▶ **Problem**
Of the lines in this material, how many contain "具身智能产学研融合青岛基地"? Answer with a single number only.

▶ **Dataset extract**
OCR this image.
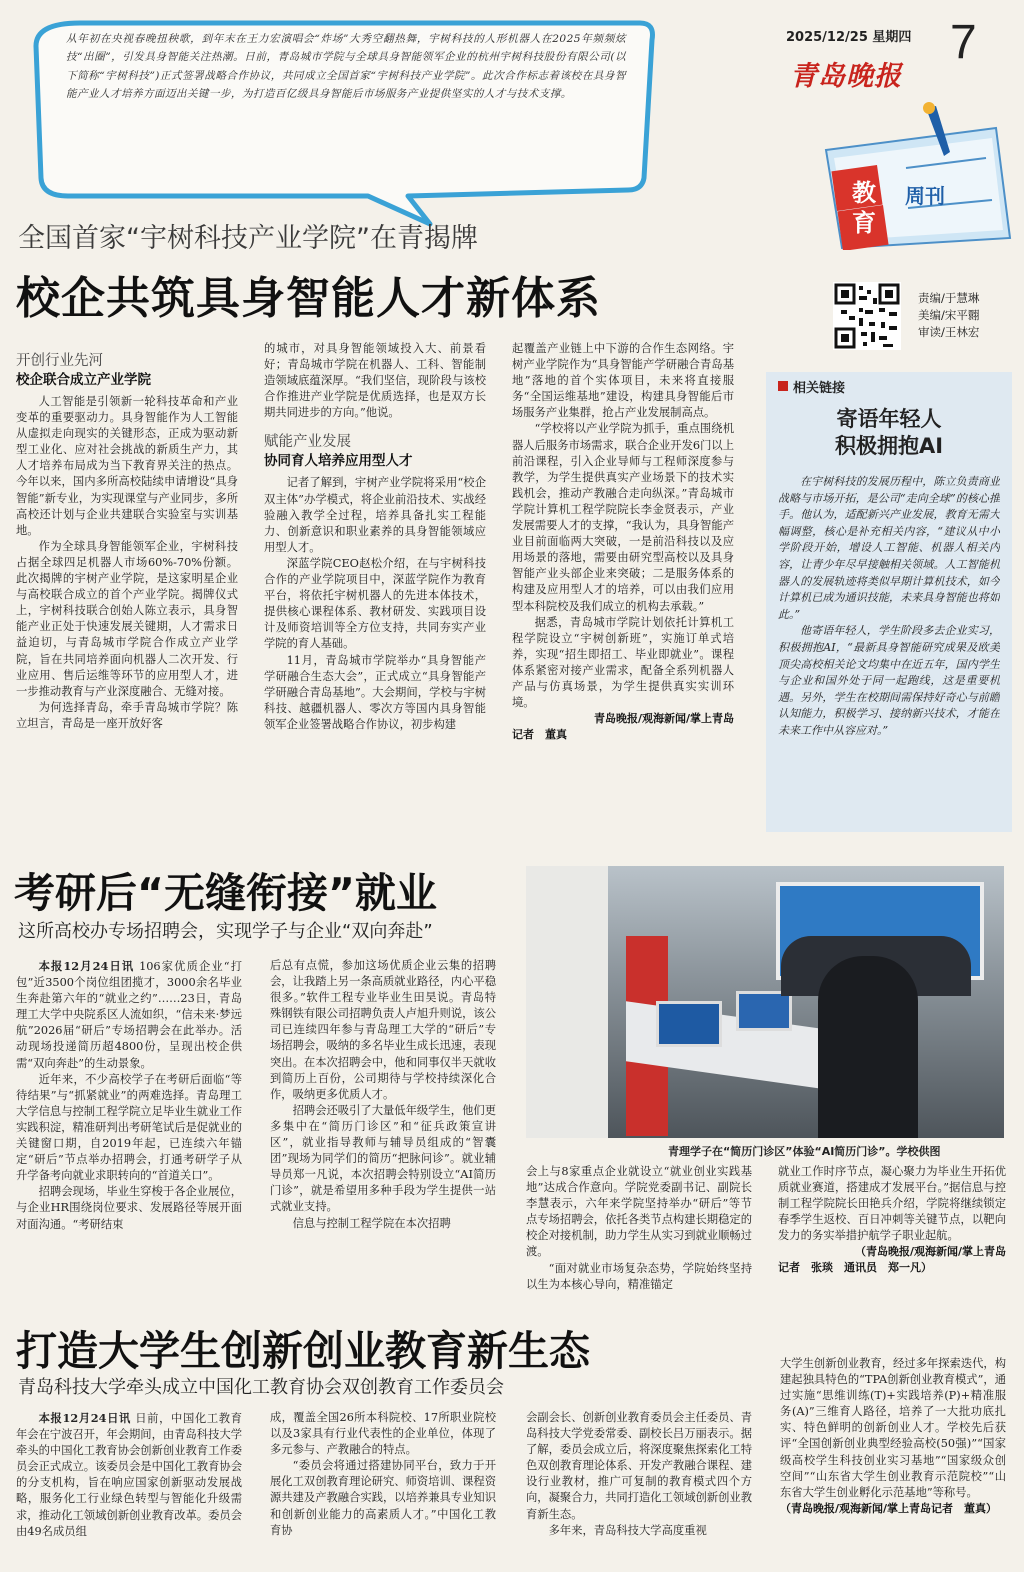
从年初在央视春晚扭秧歌，到年末在王力宏演唱会“炸场”大秀空翻热舞，宇树科技的人形机器人在2025年频频炫技“出圈”，引发具身智能关注热潮。日前，青岛城市学院与全球具身智能领军企业的杭州宇树科技股份有限公司(以下简称“宇树科技”)正式签署战略合作协议，共同成立全国首家“宇树科技产业学院”。此次合作标志着该校在具身智能产业人才培养方面迈出关键一步，为打造百亿级具身智能后市场服务产业提供坚实的人才与技术支撑。
2025/12/25 星期四 7
青岛晚报
教育
周刊
全国首家“宇树科技产业学院”在青揭牌
校企共筑具身智能人才新体系
开创行业先河
校企联合成立产业学院

人工智能是引领新一轮科技革命和产业变革的重要驱动力。具身智能作为人工智能从虚拟走向现实的关键形态，正成为驱动新型工业化、应对社会挑战的新质生产力，其人才培养布局成为当下教育界关注的热点。今年以来，国内多所高校陆续申请增设“具身智能”新专业，为实现课堂与产业同步，多所高校还计划与企业共建联合实验室与实训基地。

作为全球具身智能领军企业，宇树科技占据全球四足机器人市场60%-70%份额。此次揭牌的宇树产业学院，是这家明星企业与高校联合成立的首个产业学院。揭牌仪式上，宇树科技联合创始人陈立表示，具身智能产业正处于快速发展关键期，人才需求日益迫切，与青岛城市学院合作成立产业学院，旨在共同培养面向机器人二次开发、行业应用、售后运维等环节的应用型人才，进一步推动教育与产业深度融合、无缝对接。

为何选择青岛，牵手青岛城市学院？陈立坦言，青岛是一座开放好客

的城市，对具身智能领域投入大、前景看好；青岛城市学院在机器人、工科、智能制造领域底蕴深厚。“我们坚信，现阶段与该校合作推进产业学院是优质选择，也是双方长期共同进步的方向。”他说。

赋能产业发展
协同育人培养应用型人才

记者了解到，宇树产业学院将采用“校企双主体”办学模式，将企业前沿技术、实战经验融入教学全过程，培养具备扎实工程能力、创新意识和职业素养的具身智能领域应用型人才。

深蓝学院CEO赵松介绍，在与宇树科技合作的产业学院项目中，深蓝学院作为教育平台，将依托宇树机器人的先进本体技术，提供核心课程体系、教材研发、实践项目设计及师资培训等全方位支持，共同夯实产业学院的育人基础。

11月，青岛城市学院举办“具身智能产学研融合生态大会”，正式成立“具身智能产学研融合青岛基地”。大会期间，学校与宇树科技、越疆机器人、零次方等国内具身智能领军企业签署战略合作协议，初步构建

起覆盖产业链上中下游的合作生态网络。宇树产业学院作为“具身智能产学研融合青岛基地”落地的首个实体项目，未来将直接服务“全国运维基地”建设，构建具身智能后市场服务产业集群，抢占产业发展制高点。

“学校将以产业学院为抓手，重点围绕机器人后服务市场需求，联合企业开发6门以上前沿课程，引入企业导师与工程师深度参与教学，为学生提供真实产业场景下的技术实践机会，推动产教融合走向纵深。”青岛城市学院计算机工程学院院长李金贤表示，产业发展需要人才的支撑，“我认为，具身智能产业目前面临两大突破，一是前沿科技以及应用场景的落地，需要由研究型高校以及具身智能产业头部企业来突破；二是服务体系的构建及应用型人才的培养，可以由我们应用型本科院校及我们成立的机构去承载。”

据悉，青岛城市学院计划依托计算机工程学院设立“宇树创新班”，实施订单式培养，实现“招生即招工、毕业即就业”。课程体系紧密对接产业需求，配备全系列机器人产品与仿真场景，为学生提供真实实训环境。

青岛晚报/观海新闻/掌上青岛
记者　董真
责编/于慧琳
美编/宋平翾
审读/王林宏
相关链接
寄语年轻人
积极拥抱AI

在宇树科技的发展历程中，陈立负责商业战略与市场开拓，是公司“走向全球”的核心推手。他认为，适配新兴产业发展，教育无需大幅调整，核心是补充相关内容，“建议从中小学阶段开始，增设人工智能、机器人相关内容，让青少年尽早接触相关领域。人工智能机器人的发展轨迹将类似早期计算机技术，如今计算机已成为通识技能，未来具身智能也将如此。”

他寄语年轻人，学生阶段多去企业实习，积极拥抱AI，“最新具身智能研究成果及欧美顶尖高校相关论文均集中在近五年，国内学生与企业和国外处于同一起跑线，这是重要机遇。另外，学生在校期间需保持好奇心与前瞻认知能力，积极学习、接纳新兴技术，才能在未来工作中从容应对。”

考研后“无缝衔接”就业
这所高校办专场招聘会，实现学子与企业“双向奔赴”
青理学子在“简历门诊区”体验“AI简历门诊”。学校供图

本报12月24日讯 106家优质企业“打包”近3500个岗位组团揽才，3000余名毕业生奔赴第六年的“就业之约”……23日，青岛理工大学中央院系区人流如织，“信未来·梦远航”2026届“研后”专场招聘会在此举办。活动现场投递简历超4800份，呈现出校企供需“双向奔赴”的生动景象。

近年来，不少高校学子在考研后面临“等待结果”与“抓紧就业”的两难选择。青岛理工大学信息与控制工程学院立足毕业生就业工作实践积淀，精准研判出考研笔试后是促就业的关键窗口期，自2019年起，已连续六年锚定“研后”节点举办招聘会，打通考研学子从升学备考向就业求职转向的“首道关口”。

招聘会现场，毕业生穿梭于各企业展位，与企业HR围绕岗位要求、发展路径等展开面对面沟通。“考研结束

后总有点慌，参加这场优质企业云集的招聘会，让我踏上另一条高质就业路径，内心平稳很多。”软件工程专业毕业生田昊说。青岛特殊钢铁有限公司招聘负责人卢旭升则说，该公司已连续四年参与青岛理工大学的“研后”专场招聘会，吸纳的多名毕业生成长迅速，表现突出。在本次招聘会中，他和同事仅半天就收到简历上百份，公司期待与学校持续深化合作，吸纳更多优质人才。

招聘会还吸引了大量低年级学生，他们更多集中在“简历门诊区”和“征兵政策宣讲区”，就业指导教师与辅导员组成的“智囊团”现场为同学们的简历“把脉问诊”。就业辅导员郑一凡说，本次招聘会特别设立“AI简历门诊”，就是希望用多种手段为学生提供一站式就业支持。

信息与控制工程学院在本次招聘

会上与8家重点企业就设立“就业创业实践基地”达成合作意向。学院党委副书记、副院长李慧表示，六年来学院坚持举办“研后”等节点专场招聘会，依托各类节点构建长期稳定的校企对接机制，助力学生从实习到就业顺畅过渡。

“面对就业市场复杂态势，学院始终坚持以生为本核心导向，精准锚定

就业工作时序节点，凝心聚力为毕业生开拓优质就业赛道，搭建成才发展平台。”据信息与控制工程学院院长田艳兵介绍，学院将继续锁定春季学生返校、百日冲刺等关键节点，以靶向发力的务实举措护航学子职业起航。

（青岛晚报/观海新闻/掌上青岛
记者　张琰　通讯员　郑一凡）
打造大学生创新创业教育新生态
青岛科技大学牵头成立中国化工教育协会双创教育工作委员会

本报12月24日讯 日前，中国化工教育年会在宁波召开，年会期间，由青岛科技大学牵头的中国化工教育协会创新创业教育工作委员会正式成立。该委员会是中国化工教育协会的分支机构，旨在响应国家创新驱动发展战略，服务化工行业绿色转型与智能化升级需求，推动化工领域创新创业教育改革。委员会由49名成员组

成，覆盖全国26所本科院校、17所职业院校以及3家具有行业代表性的企业单位，体现了多元参与、产教融合的特点。

“委员会将通过搭建协同平台，致力于开展化工双创教育理论研究、师资培训、课程资源共建及产教融合实践，以培养兼具专业知识和创新创业能力的高素质人才。”中国化工教育协

会副会长、创新创业教育委员会主任委员、青岛科技大学党委常委、副校长吕万丽表示。据了解，委员会成立后，将深度聚焦探索化工特色双创教育理论体系、开发产教融合课程、建设行业教材，推广可复制的教育模式四个方向，凝聚合力，共同打造化工领域创新创业教育新生态。

多年来，青岛科技大学高度重视

大学生创新创业教育，经过多年探索迭代，构建起独具特色的“TPA创新创业教育模式”，通过实施“思维训练(T)+实践培养(P)+精准服务(A)”三维育人路径，培养了一大批功底扎实、特色鲜明的创新创业人才。学校先后获评“全国创新创业典型经验高校(50强)”“国家级高校学生科技创业实习基地”“国家级众创空间”“山东省大学生创业教育示范院校”“山东省大学生创业孵化示范基地”等称号。

（青岛晚报/观海新闻/掌上青岛记者　董真）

▶ **Problem solution**
2